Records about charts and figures
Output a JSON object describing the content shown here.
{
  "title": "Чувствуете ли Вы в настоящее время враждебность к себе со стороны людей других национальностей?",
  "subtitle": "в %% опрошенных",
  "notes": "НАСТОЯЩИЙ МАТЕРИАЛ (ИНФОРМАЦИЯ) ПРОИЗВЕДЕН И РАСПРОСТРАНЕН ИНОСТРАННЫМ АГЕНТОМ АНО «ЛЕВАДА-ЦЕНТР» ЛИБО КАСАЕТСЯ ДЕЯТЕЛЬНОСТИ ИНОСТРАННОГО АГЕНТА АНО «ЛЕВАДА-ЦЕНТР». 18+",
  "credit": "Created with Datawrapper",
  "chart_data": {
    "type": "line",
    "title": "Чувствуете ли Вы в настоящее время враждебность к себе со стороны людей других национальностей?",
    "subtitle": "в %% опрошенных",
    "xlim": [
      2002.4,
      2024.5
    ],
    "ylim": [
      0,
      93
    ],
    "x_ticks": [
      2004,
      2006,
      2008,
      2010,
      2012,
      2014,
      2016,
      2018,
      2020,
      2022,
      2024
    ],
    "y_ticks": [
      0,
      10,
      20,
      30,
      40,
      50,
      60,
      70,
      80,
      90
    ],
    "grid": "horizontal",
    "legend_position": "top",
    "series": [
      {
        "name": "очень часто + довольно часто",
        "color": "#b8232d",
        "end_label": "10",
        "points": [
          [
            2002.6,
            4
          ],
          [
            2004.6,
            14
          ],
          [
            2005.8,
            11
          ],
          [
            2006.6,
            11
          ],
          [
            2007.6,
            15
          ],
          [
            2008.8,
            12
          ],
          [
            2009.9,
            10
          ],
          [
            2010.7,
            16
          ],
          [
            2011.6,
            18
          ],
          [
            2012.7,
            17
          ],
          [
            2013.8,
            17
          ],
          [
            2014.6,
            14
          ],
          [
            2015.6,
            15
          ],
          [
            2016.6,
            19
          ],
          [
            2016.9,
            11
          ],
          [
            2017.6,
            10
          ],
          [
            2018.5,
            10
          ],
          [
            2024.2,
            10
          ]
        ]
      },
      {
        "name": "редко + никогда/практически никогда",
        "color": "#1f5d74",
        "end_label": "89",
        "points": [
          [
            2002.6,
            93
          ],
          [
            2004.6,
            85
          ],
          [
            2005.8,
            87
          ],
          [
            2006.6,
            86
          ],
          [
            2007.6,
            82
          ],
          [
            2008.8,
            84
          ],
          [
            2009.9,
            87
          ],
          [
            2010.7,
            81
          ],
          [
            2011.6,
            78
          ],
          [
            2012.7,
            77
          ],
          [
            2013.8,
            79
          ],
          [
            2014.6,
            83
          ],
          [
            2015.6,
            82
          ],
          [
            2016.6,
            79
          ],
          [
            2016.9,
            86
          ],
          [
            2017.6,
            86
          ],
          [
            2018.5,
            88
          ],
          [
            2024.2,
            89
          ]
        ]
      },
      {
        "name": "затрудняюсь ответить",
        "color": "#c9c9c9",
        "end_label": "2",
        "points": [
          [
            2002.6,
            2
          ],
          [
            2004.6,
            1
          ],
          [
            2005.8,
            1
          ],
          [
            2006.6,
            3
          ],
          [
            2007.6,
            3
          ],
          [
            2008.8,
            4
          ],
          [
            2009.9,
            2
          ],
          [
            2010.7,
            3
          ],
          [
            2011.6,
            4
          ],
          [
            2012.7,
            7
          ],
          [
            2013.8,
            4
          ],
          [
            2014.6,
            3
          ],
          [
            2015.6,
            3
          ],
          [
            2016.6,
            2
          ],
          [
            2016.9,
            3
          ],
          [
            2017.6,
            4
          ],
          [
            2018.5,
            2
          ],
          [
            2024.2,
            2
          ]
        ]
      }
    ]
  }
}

> WRITTEN TASK: Using the listing above, show each line holding the string "color".

> SOLUTION TO THIS TASK:
        "color": "#b8232d",
        "color": "#1f5d74",
        "color": "#c9c9c9",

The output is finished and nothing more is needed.